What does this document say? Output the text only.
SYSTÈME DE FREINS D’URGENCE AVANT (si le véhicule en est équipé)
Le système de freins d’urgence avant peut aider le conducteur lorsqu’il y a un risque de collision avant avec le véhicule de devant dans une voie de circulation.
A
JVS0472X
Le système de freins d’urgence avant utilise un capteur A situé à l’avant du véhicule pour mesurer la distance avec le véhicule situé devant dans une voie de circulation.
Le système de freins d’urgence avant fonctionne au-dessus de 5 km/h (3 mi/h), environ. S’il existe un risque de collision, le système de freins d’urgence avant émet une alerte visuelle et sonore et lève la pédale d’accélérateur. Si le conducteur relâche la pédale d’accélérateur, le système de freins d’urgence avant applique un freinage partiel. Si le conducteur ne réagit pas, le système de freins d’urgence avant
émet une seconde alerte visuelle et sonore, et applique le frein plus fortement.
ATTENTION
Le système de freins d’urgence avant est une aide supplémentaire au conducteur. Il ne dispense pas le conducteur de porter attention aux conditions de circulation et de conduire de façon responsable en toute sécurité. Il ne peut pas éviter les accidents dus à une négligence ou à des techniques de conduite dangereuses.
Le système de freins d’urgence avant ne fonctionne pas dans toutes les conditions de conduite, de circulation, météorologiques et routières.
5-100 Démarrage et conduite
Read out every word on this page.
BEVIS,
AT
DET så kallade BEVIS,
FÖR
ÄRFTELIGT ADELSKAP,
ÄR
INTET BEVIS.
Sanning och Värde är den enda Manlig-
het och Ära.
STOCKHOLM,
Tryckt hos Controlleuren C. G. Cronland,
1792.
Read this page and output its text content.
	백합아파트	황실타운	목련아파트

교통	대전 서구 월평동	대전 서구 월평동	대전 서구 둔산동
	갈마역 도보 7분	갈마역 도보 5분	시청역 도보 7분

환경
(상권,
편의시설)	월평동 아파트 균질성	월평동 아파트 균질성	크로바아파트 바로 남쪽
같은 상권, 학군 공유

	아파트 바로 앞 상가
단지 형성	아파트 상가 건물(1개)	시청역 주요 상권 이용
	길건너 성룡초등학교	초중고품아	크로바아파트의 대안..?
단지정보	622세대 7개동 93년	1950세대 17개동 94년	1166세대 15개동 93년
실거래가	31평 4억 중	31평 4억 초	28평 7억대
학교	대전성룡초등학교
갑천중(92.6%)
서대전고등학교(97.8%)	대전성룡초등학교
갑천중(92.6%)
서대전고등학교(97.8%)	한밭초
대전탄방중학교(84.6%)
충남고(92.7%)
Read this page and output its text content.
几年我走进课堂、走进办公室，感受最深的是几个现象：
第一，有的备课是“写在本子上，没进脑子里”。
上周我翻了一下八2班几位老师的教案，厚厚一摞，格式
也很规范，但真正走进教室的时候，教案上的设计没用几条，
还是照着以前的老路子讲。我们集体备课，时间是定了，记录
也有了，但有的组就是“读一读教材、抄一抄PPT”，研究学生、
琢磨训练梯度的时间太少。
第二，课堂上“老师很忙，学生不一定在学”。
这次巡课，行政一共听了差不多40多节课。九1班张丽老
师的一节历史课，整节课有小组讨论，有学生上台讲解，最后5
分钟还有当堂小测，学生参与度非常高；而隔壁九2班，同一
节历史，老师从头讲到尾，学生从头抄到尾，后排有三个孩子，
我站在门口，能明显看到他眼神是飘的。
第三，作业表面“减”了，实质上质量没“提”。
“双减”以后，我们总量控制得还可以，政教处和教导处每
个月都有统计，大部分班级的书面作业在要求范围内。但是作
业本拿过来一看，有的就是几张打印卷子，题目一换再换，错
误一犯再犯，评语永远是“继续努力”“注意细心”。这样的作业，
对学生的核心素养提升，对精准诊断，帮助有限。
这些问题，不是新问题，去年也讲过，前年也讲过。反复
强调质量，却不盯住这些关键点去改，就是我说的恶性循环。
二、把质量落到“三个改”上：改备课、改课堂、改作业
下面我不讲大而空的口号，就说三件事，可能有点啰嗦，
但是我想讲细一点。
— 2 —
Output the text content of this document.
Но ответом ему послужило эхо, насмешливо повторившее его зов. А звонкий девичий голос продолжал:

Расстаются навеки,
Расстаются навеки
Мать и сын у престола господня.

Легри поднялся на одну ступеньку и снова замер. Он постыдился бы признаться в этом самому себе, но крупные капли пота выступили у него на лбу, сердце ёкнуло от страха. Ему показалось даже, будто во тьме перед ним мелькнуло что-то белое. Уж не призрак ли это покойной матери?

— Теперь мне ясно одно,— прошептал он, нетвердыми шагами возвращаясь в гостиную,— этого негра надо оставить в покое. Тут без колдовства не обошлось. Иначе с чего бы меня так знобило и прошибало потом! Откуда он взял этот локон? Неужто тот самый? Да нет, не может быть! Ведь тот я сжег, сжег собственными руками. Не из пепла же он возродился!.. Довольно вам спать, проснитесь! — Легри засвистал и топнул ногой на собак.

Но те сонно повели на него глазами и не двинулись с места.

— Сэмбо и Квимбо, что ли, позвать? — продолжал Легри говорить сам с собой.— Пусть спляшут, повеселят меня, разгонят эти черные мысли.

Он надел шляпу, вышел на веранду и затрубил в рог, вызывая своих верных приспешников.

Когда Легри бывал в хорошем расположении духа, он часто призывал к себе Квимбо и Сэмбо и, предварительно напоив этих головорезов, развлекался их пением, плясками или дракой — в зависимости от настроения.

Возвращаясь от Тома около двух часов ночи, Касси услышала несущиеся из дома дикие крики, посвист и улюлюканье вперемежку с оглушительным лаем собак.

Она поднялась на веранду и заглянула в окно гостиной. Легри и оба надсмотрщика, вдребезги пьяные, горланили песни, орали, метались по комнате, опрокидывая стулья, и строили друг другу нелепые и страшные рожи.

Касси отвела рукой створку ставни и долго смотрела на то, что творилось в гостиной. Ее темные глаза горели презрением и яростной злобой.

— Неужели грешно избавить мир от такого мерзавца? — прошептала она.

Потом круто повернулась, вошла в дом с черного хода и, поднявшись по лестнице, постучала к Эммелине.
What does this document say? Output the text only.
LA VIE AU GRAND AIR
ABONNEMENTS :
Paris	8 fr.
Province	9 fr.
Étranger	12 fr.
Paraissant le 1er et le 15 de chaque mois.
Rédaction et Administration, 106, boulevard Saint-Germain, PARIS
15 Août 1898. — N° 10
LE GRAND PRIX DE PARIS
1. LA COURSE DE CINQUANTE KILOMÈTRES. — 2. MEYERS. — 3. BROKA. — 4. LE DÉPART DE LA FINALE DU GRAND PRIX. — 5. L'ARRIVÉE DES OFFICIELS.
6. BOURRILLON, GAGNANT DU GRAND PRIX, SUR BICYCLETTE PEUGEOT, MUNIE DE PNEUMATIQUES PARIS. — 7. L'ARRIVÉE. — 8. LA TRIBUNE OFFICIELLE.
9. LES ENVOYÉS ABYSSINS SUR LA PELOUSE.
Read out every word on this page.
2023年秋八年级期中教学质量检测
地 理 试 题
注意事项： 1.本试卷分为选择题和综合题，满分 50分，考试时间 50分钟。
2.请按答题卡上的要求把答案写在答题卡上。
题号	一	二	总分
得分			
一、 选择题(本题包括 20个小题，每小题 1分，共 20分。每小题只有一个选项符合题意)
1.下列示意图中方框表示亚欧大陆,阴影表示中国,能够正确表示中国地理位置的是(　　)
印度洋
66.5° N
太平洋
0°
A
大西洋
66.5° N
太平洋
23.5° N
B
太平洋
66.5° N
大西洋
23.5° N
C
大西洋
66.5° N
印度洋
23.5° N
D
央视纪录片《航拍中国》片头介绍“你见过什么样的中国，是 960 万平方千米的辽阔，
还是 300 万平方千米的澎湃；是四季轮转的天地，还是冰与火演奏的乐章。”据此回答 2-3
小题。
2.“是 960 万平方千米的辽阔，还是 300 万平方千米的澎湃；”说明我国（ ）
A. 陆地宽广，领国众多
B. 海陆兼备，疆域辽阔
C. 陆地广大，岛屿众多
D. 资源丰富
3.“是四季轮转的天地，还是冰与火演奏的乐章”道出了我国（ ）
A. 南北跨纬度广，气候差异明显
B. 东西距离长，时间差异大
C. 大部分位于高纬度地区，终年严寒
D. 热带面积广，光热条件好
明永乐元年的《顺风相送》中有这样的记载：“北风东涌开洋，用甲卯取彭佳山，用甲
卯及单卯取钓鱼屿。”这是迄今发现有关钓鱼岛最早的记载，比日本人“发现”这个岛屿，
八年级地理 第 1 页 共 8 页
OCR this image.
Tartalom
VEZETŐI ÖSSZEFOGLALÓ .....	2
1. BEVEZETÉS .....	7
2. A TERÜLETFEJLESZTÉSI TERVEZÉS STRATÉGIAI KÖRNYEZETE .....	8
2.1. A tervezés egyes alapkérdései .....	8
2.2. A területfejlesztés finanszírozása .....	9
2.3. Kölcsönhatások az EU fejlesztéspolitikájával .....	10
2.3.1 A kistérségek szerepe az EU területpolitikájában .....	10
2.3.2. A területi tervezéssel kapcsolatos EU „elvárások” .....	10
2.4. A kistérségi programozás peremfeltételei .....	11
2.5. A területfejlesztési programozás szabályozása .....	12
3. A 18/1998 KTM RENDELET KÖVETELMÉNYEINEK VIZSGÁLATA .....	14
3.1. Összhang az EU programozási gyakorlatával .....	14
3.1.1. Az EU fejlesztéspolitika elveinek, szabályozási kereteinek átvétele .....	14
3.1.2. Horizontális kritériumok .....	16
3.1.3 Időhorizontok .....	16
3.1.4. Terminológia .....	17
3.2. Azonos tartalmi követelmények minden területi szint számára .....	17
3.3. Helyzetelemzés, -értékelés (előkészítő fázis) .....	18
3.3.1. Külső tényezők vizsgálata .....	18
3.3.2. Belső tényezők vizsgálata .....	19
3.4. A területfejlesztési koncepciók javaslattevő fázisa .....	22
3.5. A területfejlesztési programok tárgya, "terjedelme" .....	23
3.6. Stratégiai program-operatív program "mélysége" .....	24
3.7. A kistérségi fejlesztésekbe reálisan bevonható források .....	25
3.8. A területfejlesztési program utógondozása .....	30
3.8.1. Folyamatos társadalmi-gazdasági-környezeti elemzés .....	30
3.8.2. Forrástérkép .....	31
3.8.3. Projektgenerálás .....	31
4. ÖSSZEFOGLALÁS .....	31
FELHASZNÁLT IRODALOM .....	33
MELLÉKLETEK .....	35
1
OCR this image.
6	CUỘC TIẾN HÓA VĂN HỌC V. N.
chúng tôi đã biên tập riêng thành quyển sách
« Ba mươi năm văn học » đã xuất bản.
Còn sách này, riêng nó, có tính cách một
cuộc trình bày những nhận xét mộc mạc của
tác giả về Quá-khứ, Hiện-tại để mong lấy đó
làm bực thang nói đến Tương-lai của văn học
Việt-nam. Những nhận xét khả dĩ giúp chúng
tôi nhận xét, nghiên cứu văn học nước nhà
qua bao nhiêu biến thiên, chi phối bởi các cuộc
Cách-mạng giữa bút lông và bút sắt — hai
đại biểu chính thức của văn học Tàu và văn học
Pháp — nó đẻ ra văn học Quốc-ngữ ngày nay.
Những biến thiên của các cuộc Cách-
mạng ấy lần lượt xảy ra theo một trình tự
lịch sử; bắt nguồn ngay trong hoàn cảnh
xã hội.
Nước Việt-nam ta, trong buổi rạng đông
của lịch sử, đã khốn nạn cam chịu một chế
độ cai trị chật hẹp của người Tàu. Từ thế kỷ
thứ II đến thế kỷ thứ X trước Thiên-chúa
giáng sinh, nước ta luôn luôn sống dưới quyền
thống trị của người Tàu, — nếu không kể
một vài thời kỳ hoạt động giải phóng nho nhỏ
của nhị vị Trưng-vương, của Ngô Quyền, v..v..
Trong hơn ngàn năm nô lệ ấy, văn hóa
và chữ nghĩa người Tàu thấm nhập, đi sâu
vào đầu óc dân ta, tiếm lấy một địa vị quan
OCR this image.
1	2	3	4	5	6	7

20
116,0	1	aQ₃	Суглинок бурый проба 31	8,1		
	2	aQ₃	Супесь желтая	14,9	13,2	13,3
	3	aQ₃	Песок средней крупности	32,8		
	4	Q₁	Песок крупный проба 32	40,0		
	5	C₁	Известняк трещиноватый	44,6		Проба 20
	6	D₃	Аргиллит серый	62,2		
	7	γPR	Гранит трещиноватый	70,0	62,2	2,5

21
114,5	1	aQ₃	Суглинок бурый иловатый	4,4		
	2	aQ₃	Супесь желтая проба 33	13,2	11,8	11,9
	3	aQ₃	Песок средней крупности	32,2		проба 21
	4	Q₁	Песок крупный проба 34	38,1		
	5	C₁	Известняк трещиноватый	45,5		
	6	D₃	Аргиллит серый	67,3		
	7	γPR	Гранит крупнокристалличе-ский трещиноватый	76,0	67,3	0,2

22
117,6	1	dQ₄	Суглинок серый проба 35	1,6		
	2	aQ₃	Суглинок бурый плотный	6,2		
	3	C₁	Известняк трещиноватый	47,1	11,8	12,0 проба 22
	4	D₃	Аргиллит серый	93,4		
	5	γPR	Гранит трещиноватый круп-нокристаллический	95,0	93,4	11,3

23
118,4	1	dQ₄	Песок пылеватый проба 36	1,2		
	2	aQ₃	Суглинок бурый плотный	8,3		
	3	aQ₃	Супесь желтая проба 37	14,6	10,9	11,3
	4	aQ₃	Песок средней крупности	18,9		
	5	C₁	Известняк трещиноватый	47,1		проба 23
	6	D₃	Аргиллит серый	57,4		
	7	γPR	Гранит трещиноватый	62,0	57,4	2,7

********************

Report how many lines in the listing above include the word "Гранит". Give nothing but the number.

## Answer to this problem
4